--- start ---

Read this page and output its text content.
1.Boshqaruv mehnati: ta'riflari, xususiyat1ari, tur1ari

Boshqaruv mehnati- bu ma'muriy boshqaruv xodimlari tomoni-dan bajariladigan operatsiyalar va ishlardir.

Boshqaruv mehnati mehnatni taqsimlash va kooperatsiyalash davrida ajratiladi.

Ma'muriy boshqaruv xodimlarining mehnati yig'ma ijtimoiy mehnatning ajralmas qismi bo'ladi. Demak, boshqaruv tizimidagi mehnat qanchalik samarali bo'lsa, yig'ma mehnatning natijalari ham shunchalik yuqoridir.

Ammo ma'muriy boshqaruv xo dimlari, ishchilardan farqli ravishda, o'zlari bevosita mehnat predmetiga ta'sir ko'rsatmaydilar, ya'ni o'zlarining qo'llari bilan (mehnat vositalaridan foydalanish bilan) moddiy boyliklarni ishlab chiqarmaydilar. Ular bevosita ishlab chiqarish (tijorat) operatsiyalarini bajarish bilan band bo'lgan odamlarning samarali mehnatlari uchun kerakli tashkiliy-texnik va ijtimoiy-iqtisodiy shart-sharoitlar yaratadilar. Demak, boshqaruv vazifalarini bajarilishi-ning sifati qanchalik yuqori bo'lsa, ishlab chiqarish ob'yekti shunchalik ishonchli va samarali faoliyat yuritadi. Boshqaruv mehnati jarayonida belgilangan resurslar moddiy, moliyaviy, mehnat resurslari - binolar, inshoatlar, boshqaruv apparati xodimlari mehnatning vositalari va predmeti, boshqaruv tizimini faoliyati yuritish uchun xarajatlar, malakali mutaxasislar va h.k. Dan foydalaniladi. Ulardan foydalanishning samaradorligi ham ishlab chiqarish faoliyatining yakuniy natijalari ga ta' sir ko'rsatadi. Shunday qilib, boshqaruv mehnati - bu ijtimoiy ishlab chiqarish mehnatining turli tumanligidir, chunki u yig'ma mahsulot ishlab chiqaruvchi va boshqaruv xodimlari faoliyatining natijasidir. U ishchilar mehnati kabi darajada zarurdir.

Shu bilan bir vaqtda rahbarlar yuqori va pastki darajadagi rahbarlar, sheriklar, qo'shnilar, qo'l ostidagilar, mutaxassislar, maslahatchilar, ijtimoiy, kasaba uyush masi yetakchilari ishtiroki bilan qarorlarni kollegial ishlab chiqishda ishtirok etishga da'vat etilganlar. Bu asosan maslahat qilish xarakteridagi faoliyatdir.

--- end ---

- WORK TO COMPLETE:
Go through the listing above and restate it word for word.

- EXERCISE ANSWER:
Read this page and output its text content.
1.Boshqaruv mehnati: ta'riflari, xususiyat1ari, tur1ari

Boshqaruv mehnati- bu ma'muriy boshqaruv xodimlari tomoni-dan bajariladigan operatsiyalar va ishlardir.

Boshqaruv mehnati mehnatni taqsimlash va kooperatsiyalash davrida ajratiladi.

Ma'muriy boshqaruv xodimlarining mehnati yig'ma ijtimoiy mehnatning ajralmas qismi bo'ladi. Demak, boshqaruv tizimidagi mehnat qanchalik samarali bo'lsa, yig'ma mehnatning natijalari ham shunchalik yuqoridir.

Ammo ma'muriy boshqaruv xo dimlari, ishchilardan farqli ravishda, o'zlari bevosita mehnat predmetiga ta'sir ko'rsatmaydilar, ya'ni o'zlarining qo'llari bilan (mehnat vositalaridan foydalanish bilan) moddiy boyliklarni ishlab chiqarmaydilar. Ular bevosita ishlab chiqarish (tijorat) operatsiyalarini bajarish bilan band bo'lgan odamlarning samarali mehnatlari uchun kerakli tashkiliy-texnik va ijtimoiy-iqtisodiy shart-sharoitlar yaratadilar. Demak, boshqaruv vazifalarini bajarilishi-ning sifati qanchalik yuqori bo'lsa, ishlab chiqarish ob'yekti shunchalik ishonchli va samarali faoliyat yuritadi. Boshqaruv mehnati jarayonida belgilangan resurslar moddiy, moliyaviy, mehnat resurslari - binolar, inshoatlar, boshqaruv apparati xodimlari mehnatning vositalari va predmeti, boshqaruv tizimini faoliyati yuritish uchun xarajatlar, malakali mutaxasislar va h.k. Dan foydalaniladi. Ulardan foydalanishning samaradorligi ham ishlab chiqarish faoliyatining yakuniy natijalari ga ta' sir ko'rsatadi. Shunday qilib, boshqaruv mehnati - bu ijtimoiy ishlab chiqarish mehnatining turli tumanligidir, chunki u yig'ma mahsulot ishlab chiqaruvchi va boshqaruv xodimlari faoliyatining natijasidir. U ishchilar mehnati kabi darajada zarurdir.

Shu bilan bir vaqtda rahbarlar yuqori va pastki darajadagi rahbarlar, sheriklar, qo'shnilar, qo'l ostidagilar, mutaxassislar, maslahatchilar, ijtimoiy, kasaba uyush masi yetakchilari ishtiroki bilan qarorlarni kollegial ishlab chiqishda ishtirok etishga da'vat etilganlar. Bu asosan maslahat qilish xarakteridagi faoliyatdir.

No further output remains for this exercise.